▶ **WORK TO DO**:
Exactly as written, please set down all of the entries again, with no pictures.

▶ **Data items**:
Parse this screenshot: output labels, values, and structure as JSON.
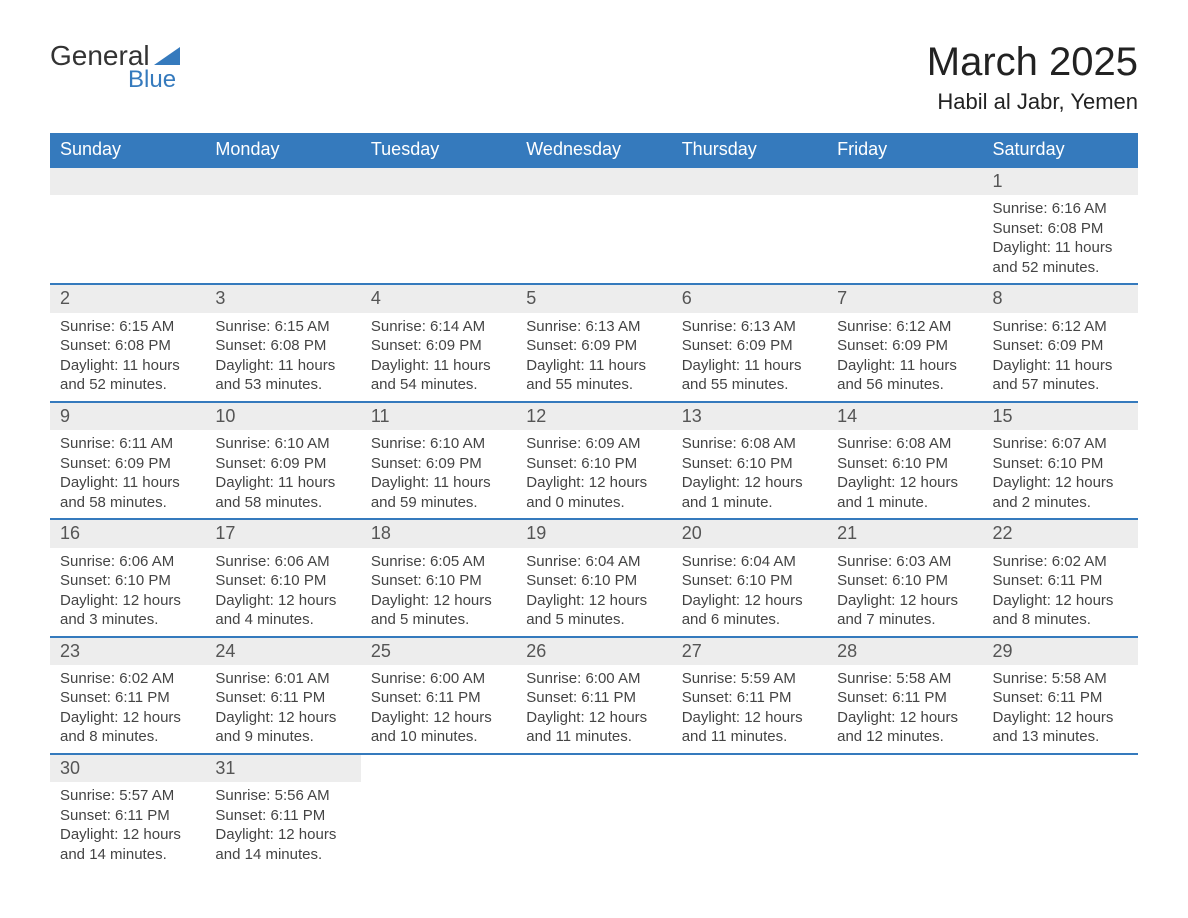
{
  "brand": {
    "name1": "General",
    "name2": "Blue",
    "triangle_color": "#357abd"
  },
  "title": "March 2025",
  "location": "Habil al Jabr, Yemen",
  "colors": {
    "header_bg": "#357abd",
    "header_text": "#ffffff",
    "daynum_bg": "#ededed",
    "border": "#357abd",
    "body_text": "#444444"
  },
  "typography": {
    "month_title_pt": 40,
    "location_pt": 22,
    "dayheader_pt": 18,
    "daynum_pt": 18,
    "details_pt": 15
  },
  "day_headers": [
    "Sunday",
    "Monday",
    "Tuesday",
    "Wednesday",
    "Thursday",
    "Friday",
    "Saturday"
  ],
  "weeks": [
    [
      null,
      null,
      null,
      null,
      null,
      null,
      {
        "n": "1",
        "sr": "Sunrise: 6:16 AM",
        "ss": "Sunset: 6:08 PM",
        "dl": "Daylight: 11 hours and 52 minutes."
      }
    ],
    [
      {
        "n": "2",
        "sr": "Sunrise: 6:15 AM",
        "ss": "Sunset: 6:08 PM",
        "dl": "Daylight: 11 hours and 52 minutes."
      },
      {
        "n": "3",
        "sr": "Sunrise: 6:15 AM",
        "ss": "Sunset: 6:08 PM",
        "dl": "Daylight: 11 hours and 53 minutes."
      },
      {
        "n": "4",
        "sr": "Sunrise: 6:14 AM",
        "ss": "Sunset: 6:09 PM",
        "dl": "Daylight: 11 hours and 54 minutes."
      },
      {
        "n": "5",
        "sr": "Sunrise: 6:13 AM",
        "ss": "Sunset: 6:09 PM",
        "dl": "Daylight: 11 hours and 55 minutes."
      },
      {
        "n": "6",
        "sr": "Sunrise: 6:13 AM",
        "ss": "Sunset: 6:09 PM",
        "dl": "Daylight: 11 hours and 55 minutes."
      },
      {
        "n": "7",
        "sr": "Sunrise: 6:12 AM",
        "ss": "Sunset: 6:09 PM",
        "dl": "Daylight: 11 hours and 56 minutes."
      },
      {
        "n": "8",
        "sr": "Sunrise: 6:12 AM",
        "ss": "Sunset: 6:09 PM",
        "dl": "Daylight: 11 hours and 57 minutes."
      }
    ],
    [
      {
        "n": "9",
        "sr": "Sunrise: 6:11 AM",
        "ss": "Sunset: 6:09 PM",
        "dl": "Daylight: 11 hours and 58 minutes."
      },
      {
        "n": "10",
        "sr": "Sunrise: 6:10 AM",
        "ss": "Sunset: 6:09 PM",
        "dl": "Daylight: 11 hours and 58 minutes."
      },
      {
        "n": "11",
        "sr": "Sunrise: 6:10 AM",
        "ss": "Sunset: 6:09 PM",
        "dl": "Daylight: 11 hours and 59 minutes."
      },
      {
        "n": "12",
        "sr": "Sunrise: 6:09 AM",
        "ss": "Sunset: 6:10 PM",
        "dl": "Daylight: 12 hours and 0 minutes."
      },
      {
        "n": "13",
        "sr": "Sunrise: 6:08 AM",
        "ss": "Sunset: 6:10 PM",
        "dl": "Daylight: 12 hours and 1 minute."
      },
      {
        "n": "14",
        "sr": "Sunrise: 6:08 AM",
        "ss": "Sunset: 6:10 PM",
        "dl": "Daylight: 12 hours and 1 minute."
      },
      {
        "n": "15",
        "sr": "Sunrise: 6:07 AM",
        "ss": "Sunset: 6:10 PM",
        "dl": "Daylight: 12 hours and 2 minutes."
      }
    ],
    [
      {
        "n": "16",
        "sr": "Sunrise: 6:06 AM",
        "ss": "Sunset: 6:10 PM",
        "dl": "Daylight: 12 hours and 3 minutes."
      },
      {
        "n": "17",
        "sr": "Sunrise: 6:06 AM",
        "ss": "Sunset: 6:10 PM",
        "dl": "Daylight: 12 hours and 4 minutes."
      },
      {
        "n": "18",
        "sr": "Sunrise: 6:05 AM",
        "ss": "Sunset: 6:10 PM",
        "dl": "Daylight: 12 hours and 5 minutes."
      },
      {
        "n": "19",
        "sr": "Sunrise: 6:04 AM",
        "ss": "Sunset: 6:10 PM",
        "dl": "Daylight: 12 hours and 5 minutes."
      },
      {
        "n": "20",
        "sr": "Sunrise: 6:04 AM",
        "ss": "Sunset: 6:10 PM",
        "dl": "Daylight: 12 hours and 6 minutes."
      },
      {
        "n": "21",
        "sr": "Sunrise: 6:03 AM",
        "ss": "Sunset: 6:10 PM",
        "dl": "Daylight: 12 hours and 7 minutes."
      },
      {
        "n": "22",
        "sr": "Sunrise: 6:02 AM",
        "ss": "Sunset: 6:11 PM",
        "dl": "Daylight: 12 hours and 8 minutes."
      }
    ],
    [
      {
        "n": "23",
        "sr": "Sunrise: 6:02 AM",
        "ss": "Sunset: 6:11 PM",
        "dl": "Daylight: 12 hours and 8 minutes."
      },
      {
        "n": "24",
        "sr": "Sunrise: 6:01 AM",
        "ss": "Sunset: 6:11 PM",
        "dl": "Daylight: 12 hours and 9 minutes."
      },
      {
        "n": "25",
        "sr": "Sunrise: 6:00 AM",
        "ss": "Sunset: 6:11 PM",
        "dl": "Daylight: 12 hours and 10 minutes."
      },
      {
        "n": "26",
        "sr": "Sunrise: 6:00 AM",
        "ss": "Sunset: 6:11 PM",
        "dl": "Daylight: 12 hours and 11 minutes."
      },
      {
        "n": "27",
        "sr": "Sunrise: 5:59 AM",
        "ss": "Sunset: 6:11 PM",
        "dl": "Daylight: 12 hours and 11 minutes."
      },
      {
        "n": "28",
        "sr": "Sunrise: 5:58 AM",
        "ss": "Sunset: 6:11 PM",
        "dl": "Daylight: 12 hours and 12 minutes."
      },
      {
        "n": "29",
        "sr": "Sunrise: 5:58 AM",
        "ss": "Sunset: 6:11 PM",
        "dl": "Daylight: 12 hours and 13 minutes."
      }
    ],
    [
      {
        "n": "30",
        "sr": "Sunrise: 5:57 AM",
        "ss": "Sunset: 6:11 PM",
        "dl": "Daylight: 12 hours and 14 minutes."
      },
      {
        "n": "31",
        "sr": "Sunrise: 5:56 AM",
        "ss": "Sunset: 6:11 PM",
        "dl": "Daylight: 12 hours and 14 minutes."
      },
      null,
      null,
      null,
      null,
      null
    ]
  ]
}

▶ **SOLUTION FOR THIS EXERCISE**:
Parse this screenshot: output labels, values, and structure as JSON.
{
  "brand": {
    "name1": "General",
    "name2": "Blue",
    "triangle_color": "#357abd"
  },
  "title": "March 2025",
  "location": "Habil al Jabr, Yemen",
  "colors": {
    "header_bg": "#357abd",
    "header_text": "#ffffff",
    "daynum_bg": "#ededed",
    "border": "#357abd",
    "body_text": "#444444"
  },
  "typography": {
    "month_title_pt": 40,
    "location_pt": 22,
    "dayheader_pt": 18,
    "daynum_pt": 18,
    "details_pt": 15
  },
  "day_headers": [
    "Sunday",
    "Monday",
    "Tuesday",
    "Wednesday",
    "Thursday",
    "Friday",
    "Saturday"
  ],
  "weeks": [
    [
      null,
      null,
      null,
      null,
      null,
      null,
      {
        "n": "1",
        "sr": "Sunrise: 6:16 AM",
        "ss": "Sunset: 6:08 PM",
        "dl": "Daylight: 11 hours and 52 minutes."
      }
    ],
    [
      {
        "n": "2",
        "sr": "Sunrise: 6:15 AM",
        "ss": "Sunset: 6:08 PM",
        "dl": "Daylight: 11 hours and 52 minutes."
      },
      {
        "n": "3",
        "sr": "Sunrise: 6:15 AM",
        "ss": "Sunset: 6:08 PM",
        "dl": "Daylight: 11 hours and 53 minutes."
      },
      {
        "n": "4",
        "sr": "Sunrise: 6:14 AM",
        "ss": "Sunset: 6:09 PM",
        "dl": "Daylight: 11 hours and 54 minutes."
      },
      {
        "n": "5",
        "sr": "Sunrise: 6:13 AM",
        "ss": "Sunset: 6:09 PM",
        "dl": "Daylight: 11 hours and 55 minutes."
      },
      {
        "n": "6",
        "sr": "Sunrise: 6:13 AM",
        "ss": "Sunset: 6:09 PM",
        "dl": "Daylight: 11 hours and 55 minutes."
      },
      {
        "n": "7",
        "sr": "Sunrise: 6:12 AM",
        "ss": "Sunset: 6:09 PM",
        "dl": "Daylight: 11 hours and 56 minutes."
      },
      {
        "n": "8",
        "sr": "Sunrise: 6:12 AM",
        "ss": "Sunset: 6:09 PM",
        "dl": "Daylight: 11 hours and 57 minutes."
      }
    ],
    [
      {
        "n": "9",
        "sr": "Sunrise: 6:11 AM",
        "ss": "Sunset: 6:09 PM",
        "dl": "Daylight: 11 hours and 58 minutes."
      },
      {
        "n": "10",
        "sr": "Sunrise: 6:10 AM",
        "ss": "Sunset: 6:09 PM",
        "dl": "Daylight: 11 hours and 58 minutes."
      },
      {
        "n": "11",
        "sr": "Sunrise: 6:10 AM",
        "ss": "Sunset: 6:09 PM",
        "dl": "Daylight: 11 hours and 59 minutes."
      },
      {
        "n": "12",
        "sr": "Sunrise: 6:09 AM",
        "ss": "Sunset: 6:10 PM",
        "dl": "Daylight: 12 hours and 0 minutes."
      },
      {
        "n": "13",
        "sr": "Sunrise: 6:08 AM",
        "ss": "Sunset: 6:10 PM",
        "dl": "Daylight: 12 hours and 1 minute."
      },
      {
        "n": "14",
        "sr": "Sunrise: 6:08 AM",
        "ss": "Sunset: 6:10 PM",
        "dl": "Daylight: 12 hours and 1 minute."
      },
      {
        "n": "15",
        "sr": "Sunrise: 6:07 AM",
        "ss": "Sunset: 6:10 PM",
        "dl": "Daylight: 12 hours and 2 minutes."
      }
    ],
    [
      {
        "n": "16",
        "sr": "Sunrise: 6:06 AM",
        "ss": "Sunset: 6:10 PM",
        "dl": "Daylight: 12 hours and 3 minutes."
      },
      {
        "n": "17",
        "sr": "Sunrise: 6:06 AM",
        "ss": "Sunset: 6:10 PM",
        "dl": "Daylight: 12 hours and 4 minutes."
      },
      {
        "n": "18",
        "sr": "Sunrise: 6:05 AM",
        "ss": "Sunset: 6:10 PM",
        "dl": "Daylight: 12 hours and 5 minutes."
      },
      {
        "n": "19",
        "sr": "Sunrise: 6:04 AM",
        "ss": "Sunset: 6:10 PM",
        "dl": "Daylight: 12 hours and 5 minutes."
      },
      {
        "n": "20",
        "sr": "Sunrise: 6:04 AM",
        "ss": "Sunset: 6:10 PM",
        "dl": "Daylight: 12 hours and 6 minutes."
      },
      {
        "n": "21",
        "sr": "Sunrise: 6:03 AM",
        "ss": "Sunset: 6:10 PM",
        "dl": "Daylight: 12 hours and 7 minutes."
      },
      {
        "n": "22",
        "sr": "Sunrise: 6:02 AM",
        "ss": "Sunset: 6:11 PM",
        "dl": "Daylight: 12 hours and 8 minutes."
      }
    ],
    [
      {
        "n": "23",
        "sr": "Sunrise: 6:02 AM",
        "ss": "Sunset: 6:11 PM",
        "dl": "Daylight: 12 hours and 8 minutes."
      },
      {
        "n": "24",
        "sr": "Sunrise: 6:01 AM",
        "ss": "Sunset: 6:11 PM",
        "dl": "Daylight: 12 hours and 9 minutes."
      },
      {
        "n": "25",
        "sr": "Sunrise: 6:00 AM",
        "ss": "Sunset: 6:11 PM",
        "dl": "Daylight: 12 hours and 10 minutes."
      },
      {
        "n": "26",
        "sr": "Sunrise: 6:00 AM",
        "ss": "Sunset: 6:11 PM",
        "dl": "Daylight: 12 hours and 11 minutes."
      },
      {
        "n": "27",
        "sr": "Sunrise: 5:59 AM",
        "ss": "Sunset: 6:11 PM",
        "dl": "Daylight: 12 hours and 11 minutes."
      },
      {
        "n": "28",
        "sr": "Sunrise: 5:58 AM",
        "ss": "Sunset: 6:11 PM",
        "dl": "Daylight: 12 hours and 12 minutes."
      },
      {
        "n": "29",
        "sr": "Sunrise: 5:58 AM",
        "ss": "Sunset: 6:11 PM",
        "dl": "Daylight: 12 hours and 13 minutes."
      }
    ],
    [
      {
        "n": "30",
        "sr": "Sunrise: 5:57 AM",
        "ss": "Sunset: 6:11 PM",
        "dl": "Daylight: 12 hours and 14 minutes."
      },
      {
        "n": "31",
        "sr": "Sunrise: 5:56 AM",
        "ss": "Sunset: 6:11 PM",
        "dl": "Daylight: 12 hours and 14 minutes."
      },
      null,
      null,
      null,
      null,
      null
    ]
  ]
}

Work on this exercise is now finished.